##### Entries #####

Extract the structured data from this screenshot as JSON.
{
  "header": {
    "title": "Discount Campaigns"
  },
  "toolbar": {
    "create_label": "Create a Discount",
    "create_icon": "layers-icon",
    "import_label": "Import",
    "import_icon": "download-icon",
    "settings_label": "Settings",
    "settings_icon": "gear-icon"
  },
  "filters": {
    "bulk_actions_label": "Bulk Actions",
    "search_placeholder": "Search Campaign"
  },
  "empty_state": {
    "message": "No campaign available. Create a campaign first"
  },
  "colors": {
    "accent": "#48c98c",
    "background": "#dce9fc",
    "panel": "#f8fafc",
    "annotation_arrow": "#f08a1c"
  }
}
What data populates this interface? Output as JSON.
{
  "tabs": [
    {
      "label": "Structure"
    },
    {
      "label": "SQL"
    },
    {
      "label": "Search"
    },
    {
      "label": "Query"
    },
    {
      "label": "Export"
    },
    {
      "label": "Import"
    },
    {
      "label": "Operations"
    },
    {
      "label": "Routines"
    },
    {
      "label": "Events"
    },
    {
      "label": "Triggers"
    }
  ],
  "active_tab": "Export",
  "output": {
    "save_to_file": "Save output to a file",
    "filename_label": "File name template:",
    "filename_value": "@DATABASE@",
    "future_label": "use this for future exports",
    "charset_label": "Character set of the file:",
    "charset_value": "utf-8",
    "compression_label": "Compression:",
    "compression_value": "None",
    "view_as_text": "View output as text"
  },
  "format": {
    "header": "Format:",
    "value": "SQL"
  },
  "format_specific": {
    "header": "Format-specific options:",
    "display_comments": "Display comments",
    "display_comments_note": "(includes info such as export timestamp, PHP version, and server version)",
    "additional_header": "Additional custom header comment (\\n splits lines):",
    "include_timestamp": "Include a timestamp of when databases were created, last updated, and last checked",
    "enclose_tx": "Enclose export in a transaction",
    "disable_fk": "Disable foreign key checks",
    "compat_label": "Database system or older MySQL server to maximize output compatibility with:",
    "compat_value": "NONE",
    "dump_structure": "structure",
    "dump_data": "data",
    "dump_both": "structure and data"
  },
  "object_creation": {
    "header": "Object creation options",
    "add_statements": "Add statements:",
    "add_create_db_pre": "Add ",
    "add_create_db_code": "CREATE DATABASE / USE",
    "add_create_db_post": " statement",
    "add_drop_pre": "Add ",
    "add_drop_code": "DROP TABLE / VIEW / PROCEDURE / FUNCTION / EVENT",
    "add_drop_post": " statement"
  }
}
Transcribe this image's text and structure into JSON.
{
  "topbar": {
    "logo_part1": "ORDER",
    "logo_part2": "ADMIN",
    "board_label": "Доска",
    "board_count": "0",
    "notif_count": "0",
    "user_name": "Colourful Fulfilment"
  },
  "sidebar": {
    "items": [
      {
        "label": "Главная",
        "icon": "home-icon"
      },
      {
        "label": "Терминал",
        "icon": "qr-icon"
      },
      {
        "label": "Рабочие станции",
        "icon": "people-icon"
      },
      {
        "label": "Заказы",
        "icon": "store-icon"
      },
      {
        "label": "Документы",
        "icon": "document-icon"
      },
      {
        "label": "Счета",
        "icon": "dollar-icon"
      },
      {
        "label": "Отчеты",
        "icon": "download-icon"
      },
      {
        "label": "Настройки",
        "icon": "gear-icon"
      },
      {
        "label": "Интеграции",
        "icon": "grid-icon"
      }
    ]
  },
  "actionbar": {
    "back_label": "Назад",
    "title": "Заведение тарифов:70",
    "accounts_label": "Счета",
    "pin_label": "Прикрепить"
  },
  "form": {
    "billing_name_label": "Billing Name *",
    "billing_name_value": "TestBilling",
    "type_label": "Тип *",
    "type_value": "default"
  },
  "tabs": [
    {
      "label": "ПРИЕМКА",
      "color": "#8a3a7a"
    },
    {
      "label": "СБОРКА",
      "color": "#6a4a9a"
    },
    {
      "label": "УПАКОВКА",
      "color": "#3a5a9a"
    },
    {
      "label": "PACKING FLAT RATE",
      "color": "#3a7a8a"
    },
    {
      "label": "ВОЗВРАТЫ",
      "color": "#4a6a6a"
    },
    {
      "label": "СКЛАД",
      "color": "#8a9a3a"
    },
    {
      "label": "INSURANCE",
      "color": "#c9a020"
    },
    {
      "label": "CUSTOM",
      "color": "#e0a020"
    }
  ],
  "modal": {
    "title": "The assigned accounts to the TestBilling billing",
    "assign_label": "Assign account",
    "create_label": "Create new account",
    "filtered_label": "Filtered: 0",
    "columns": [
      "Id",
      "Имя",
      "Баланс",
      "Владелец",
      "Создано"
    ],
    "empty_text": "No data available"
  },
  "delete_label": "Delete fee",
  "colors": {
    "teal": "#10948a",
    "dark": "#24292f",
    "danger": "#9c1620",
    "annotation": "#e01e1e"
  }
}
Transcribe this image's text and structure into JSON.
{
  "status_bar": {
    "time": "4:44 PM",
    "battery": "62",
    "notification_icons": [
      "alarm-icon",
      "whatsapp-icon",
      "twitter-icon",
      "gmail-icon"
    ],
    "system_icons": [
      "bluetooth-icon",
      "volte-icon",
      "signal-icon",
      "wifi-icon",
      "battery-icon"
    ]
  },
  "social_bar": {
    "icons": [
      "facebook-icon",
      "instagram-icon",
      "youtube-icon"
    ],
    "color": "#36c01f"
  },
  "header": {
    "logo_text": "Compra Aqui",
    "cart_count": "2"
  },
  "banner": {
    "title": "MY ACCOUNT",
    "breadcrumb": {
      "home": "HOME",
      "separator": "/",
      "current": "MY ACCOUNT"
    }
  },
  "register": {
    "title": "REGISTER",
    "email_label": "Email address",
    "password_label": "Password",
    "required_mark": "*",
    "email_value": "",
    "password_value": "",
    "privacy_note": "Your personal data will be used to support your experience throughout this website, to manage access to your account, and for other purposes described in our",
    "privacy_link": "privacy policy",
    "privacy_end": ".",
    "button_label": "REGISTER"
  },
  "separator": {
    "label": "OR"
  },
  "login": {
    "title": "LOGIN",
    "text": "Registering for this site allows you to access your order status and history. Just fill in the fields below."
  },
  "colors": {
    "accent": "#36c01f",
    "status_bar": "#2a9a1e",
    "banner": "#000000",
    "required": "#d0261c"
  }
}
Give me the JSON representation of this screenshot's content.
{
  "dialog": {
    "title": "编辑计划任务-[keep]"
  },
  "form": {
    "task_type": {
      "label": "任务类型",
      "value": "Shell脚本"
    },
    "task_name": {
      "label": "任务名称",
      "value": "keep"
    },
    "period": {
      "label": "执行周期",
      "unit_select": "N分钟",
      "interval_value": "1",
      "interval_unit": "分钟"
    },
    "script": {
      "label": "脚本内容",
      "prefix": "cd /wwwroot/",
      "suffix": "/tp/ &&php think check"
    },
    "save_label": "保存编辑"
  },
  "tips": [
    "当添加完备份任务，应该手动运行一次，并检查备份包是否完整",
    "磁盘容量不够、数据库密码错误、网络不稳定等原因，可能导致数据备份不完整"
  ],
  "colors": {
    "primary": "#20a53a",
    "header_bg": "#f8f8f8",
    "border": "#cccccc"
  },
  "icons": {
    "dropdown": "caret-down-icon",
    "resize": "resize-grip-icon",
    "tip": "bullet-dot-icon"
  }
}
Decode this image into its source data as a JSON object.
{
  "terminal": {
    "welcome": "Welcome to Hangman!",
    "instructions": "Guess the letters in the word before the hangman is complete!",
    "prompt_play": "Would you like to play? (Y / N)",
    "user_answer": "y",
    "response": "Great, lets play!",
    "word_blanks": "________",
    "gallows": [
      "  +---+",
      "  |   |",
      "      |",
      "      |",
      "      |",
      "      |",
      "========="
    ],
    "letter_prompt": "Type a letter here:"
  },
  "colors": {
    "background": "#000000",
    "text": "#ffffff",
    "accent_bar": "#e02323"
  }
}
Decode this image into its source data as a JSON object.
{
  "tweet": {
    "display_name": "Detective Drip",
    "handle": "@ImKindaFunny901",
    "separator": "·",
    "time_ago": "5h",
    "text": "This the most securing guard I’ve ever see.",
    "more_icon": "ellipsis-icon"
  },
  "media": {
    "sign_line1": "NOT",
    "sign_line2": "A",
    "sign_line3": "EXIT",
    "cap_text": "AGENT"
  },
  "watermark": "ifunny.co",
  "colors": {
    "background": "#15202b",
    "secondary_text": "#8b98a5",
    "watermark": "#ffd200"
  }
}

#####

#### Brief:
Pull out each line of the records holding the string "available".

#### Response for this exercise:
    "message": "No campaign available. Create a campaign first"
    "empty_text": "No data available"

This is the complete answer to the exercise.